Directions
A. Do these statements agree with the text on reverse thinking for machine learning? Answer yes or no for each, and quote the words of the text that decide it.
(i) When problems differ significantly, people turn to creative thinking such as reverse thinking.
(ii) The proposed method is validated on real-world industrial datasets.
(iii) The work is described as wholly new, with no basis in earlier concepts.
B. Print the part of the text on reverse thinking for machine learning from "The paper tackles" to "on benchmark datasets.".
C. How would you sum up the text on reverse thinking for machine learning in two sentences?

Modeling reverse thinking for machine learning
This addresses a fundamental limitation in machine learning generalization for applications where test data differs substantially from training data, though it appears incremental as it builds on existing concepts of inertial thinking.
The paper tackles the problem of 'illusion inertial thinking' in machine learning, where models trained on large datasets fail on significantly different test data, by proposing a reverse thinking method to correct this issue and improve generalization, with experimental validation on benchmark datasets.
Human inertial thinking schemes can be formed through learning, which are then applied to quickly solve similar problems later. However, when problems are significantly different, inertial thinking generally presents the solutions that are definitely imperfect. In such cases, people will apply creative thinking, such as reverse thinking, to solve problems. Similarly, machine learning methods also form inertial thinking schemes through learning the knowledge from a large amount of data. However, when the testing data are vastly difference, the formed inertial thinking schemes will inevitably generate errors. This kind of inertial thinking is called illusion inertial thinking. Because all machine learning methods do not consider illusion inertial thinking, in this paper we propose a new method that uses reverse thinking to correct illusion inertial thinking, which increases the generalization ability of machine learning methods. Experimental results on benchmark datasets are used to validate the proposed method.

Supplied data
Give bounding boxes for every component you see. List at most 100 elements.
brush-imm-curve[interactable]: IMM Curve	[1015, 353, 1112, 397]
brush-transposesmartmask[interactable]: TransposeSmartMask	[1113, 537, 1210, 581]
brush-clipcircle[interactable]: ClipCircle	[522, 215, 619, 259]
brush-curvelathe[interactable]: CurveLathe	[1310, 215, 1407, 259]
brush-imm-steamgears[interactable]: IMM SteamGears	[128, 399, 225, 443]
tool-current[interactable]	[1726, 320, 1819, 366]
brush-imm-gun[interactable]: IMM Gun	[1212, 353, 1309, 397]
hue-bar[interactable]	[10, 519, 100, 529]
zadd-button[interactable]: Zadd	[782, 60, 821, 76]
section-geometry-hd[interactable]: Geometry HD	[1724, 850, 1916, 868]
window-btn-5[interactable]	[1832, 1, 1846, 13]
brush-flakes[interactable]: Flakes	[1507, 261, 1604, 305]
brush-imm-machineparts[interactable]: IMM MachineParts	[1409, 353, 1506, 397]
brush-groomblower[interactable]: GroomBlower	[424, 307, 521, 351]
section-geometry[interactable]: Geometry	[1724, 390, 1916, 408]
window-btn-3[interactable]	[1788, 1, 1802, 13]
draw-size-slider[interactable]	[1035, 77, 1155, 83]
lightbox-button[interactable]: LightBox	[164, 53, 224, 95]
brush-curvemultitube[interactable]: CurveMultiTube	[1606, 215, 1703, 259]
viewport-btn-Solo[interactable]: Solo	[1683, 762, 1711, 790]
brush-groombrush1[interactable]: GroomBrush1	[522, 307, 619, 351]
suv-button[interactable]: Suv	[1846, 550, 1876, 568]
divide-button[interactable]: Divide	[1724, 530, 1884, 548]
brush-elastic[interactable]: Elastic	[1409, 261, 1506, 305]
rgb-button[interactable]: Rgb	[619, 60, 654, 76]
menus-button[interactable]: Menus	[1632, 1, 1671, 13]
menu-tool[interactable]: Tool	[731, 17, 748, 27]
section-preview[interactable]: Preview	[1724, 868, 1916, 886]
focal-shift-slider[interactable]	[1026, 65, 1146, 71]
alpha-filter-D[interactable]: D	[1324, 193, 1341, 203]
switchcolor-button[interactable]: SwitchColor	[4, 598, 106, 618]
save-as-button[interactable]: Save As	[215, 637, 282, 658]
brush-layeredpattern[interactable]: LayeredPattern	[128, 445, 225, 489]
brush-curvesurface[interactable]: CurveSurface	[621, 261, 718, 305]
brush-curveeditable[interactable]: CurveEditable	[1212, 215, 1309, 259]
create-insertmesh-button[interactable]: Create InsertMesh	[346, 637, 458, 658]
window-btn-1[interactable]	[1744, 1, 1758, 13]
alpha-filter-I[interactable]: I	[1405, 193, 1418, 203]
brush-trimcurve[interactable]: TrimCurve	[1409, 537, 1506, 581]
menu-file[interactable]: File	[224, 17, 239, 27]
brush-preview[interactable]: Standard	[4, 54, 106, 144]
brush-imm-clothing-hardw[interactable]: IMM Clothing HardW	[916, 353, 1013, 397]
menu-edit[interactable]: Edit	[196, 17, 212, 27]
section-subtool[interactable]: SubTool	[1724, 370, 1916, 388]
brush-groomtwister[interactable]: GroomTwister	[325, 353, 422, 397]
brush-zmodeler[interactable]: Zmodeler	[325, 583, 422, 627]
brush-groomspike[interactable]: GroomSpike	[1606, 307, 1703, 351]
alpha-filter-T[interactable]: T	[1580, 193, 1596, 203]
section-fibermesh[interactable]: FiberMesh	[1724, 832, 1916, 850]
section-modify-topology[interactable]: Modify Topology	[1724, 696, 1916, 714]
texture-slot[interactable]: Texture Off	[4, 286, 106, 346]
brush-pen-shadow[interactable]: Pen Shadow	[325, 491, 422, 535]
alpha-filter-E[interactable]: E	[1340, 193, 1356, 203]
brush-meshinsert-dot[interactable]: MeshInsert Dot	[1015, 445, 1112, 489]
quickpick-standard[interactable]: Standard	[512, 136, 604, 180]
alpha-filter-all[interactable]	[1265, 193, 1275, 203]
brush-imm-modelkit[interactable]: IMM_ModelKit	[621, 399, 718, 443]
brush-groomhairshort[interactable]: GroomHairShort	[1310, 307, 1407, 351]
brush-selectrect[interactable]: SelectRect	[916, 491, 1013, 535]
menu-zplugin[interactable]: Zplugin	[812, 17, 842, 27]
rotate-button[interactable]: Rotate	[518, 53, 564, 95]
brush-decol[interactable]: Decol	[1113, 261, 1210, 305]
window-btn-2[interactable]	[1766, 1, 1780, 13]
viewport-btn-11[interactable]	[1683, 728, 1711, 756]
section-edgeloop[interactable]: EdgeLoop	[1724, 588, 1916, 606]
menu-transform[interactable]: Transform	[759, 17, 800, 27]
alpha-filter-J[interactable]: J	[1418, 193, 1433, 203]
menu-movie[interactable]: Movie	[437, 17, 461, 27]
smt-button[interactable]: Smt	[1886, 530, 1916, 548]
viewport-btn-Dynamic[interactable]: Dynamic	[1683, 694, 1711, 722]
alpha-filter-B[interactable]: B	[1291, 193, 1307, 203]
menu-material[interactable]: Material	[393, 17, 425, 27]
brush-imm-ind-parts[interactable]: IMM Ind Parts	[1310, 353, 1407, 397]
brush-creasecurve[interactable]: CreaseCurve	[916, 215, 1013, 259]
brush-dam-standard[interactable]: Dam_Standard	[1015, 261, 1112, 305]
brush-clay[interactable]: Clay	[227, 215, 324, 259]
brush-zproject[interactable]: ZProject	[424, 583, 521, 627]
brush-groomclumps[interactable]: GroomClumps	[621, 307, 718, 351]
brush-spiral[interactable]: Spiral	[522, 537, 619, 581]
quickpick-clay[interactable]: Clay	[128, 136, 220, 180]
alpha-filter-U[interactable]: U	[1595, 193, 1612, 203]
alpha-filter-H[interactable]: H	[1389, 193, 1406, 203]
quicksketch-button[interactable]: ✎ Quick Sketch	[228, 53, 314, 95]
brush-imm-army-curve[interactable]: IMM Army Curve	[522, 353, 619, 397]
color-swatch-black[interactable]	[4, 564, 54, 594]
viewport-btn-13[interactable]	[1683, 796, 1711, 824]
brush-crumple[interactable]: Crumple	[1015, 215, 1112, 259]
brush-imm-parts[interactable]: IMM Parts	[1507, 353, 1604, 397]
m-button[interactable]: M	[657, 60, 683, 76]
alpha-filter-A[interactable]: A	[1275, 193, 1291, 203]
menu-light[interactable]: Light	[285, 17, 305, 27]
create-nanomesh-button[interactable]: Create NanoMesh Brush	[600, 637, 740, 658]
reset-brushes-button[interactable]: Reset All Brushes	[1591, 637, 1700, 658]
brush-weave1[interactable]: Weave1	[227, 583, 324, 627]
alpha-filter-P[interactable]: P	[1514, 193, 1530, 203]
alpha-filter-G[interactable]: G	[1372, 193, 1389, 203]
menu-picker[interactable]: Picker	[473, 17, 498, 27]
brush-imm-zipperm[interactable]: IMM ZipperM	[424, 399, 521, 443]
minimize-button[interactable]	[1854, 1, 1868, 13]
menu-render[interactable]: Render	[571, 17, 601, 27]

Your responses
A.
(i) Yes: "In such cases, people will apply creative thinking, such as reverse thinking, to solve problems."
(ii) No: "Experimental results on benchmark datasets are used to validate the proposed method."
(iii) No: "though it appears incremental as it builds on existing concepts of inertial thinking."

B.
The paper tackles the problem of 'illusion inertial thinking' in machine learning, where models trained on large datasets fail on significantly different test data, by proposing a reverse thinking method to correct this issue and improve generalization, with experimental validation on benchmark datasets.

C. Like humans, machine learning methods form inertial thinking schemes by learning from large amounts of data, but these schemes inevitably produce errors when the test data differ greatly, a problem called illusion inertial thinking. The paper proposes a reverse thinking method to correct this and increase generalization ability, and it validates the method with experiments on benchmark datasets.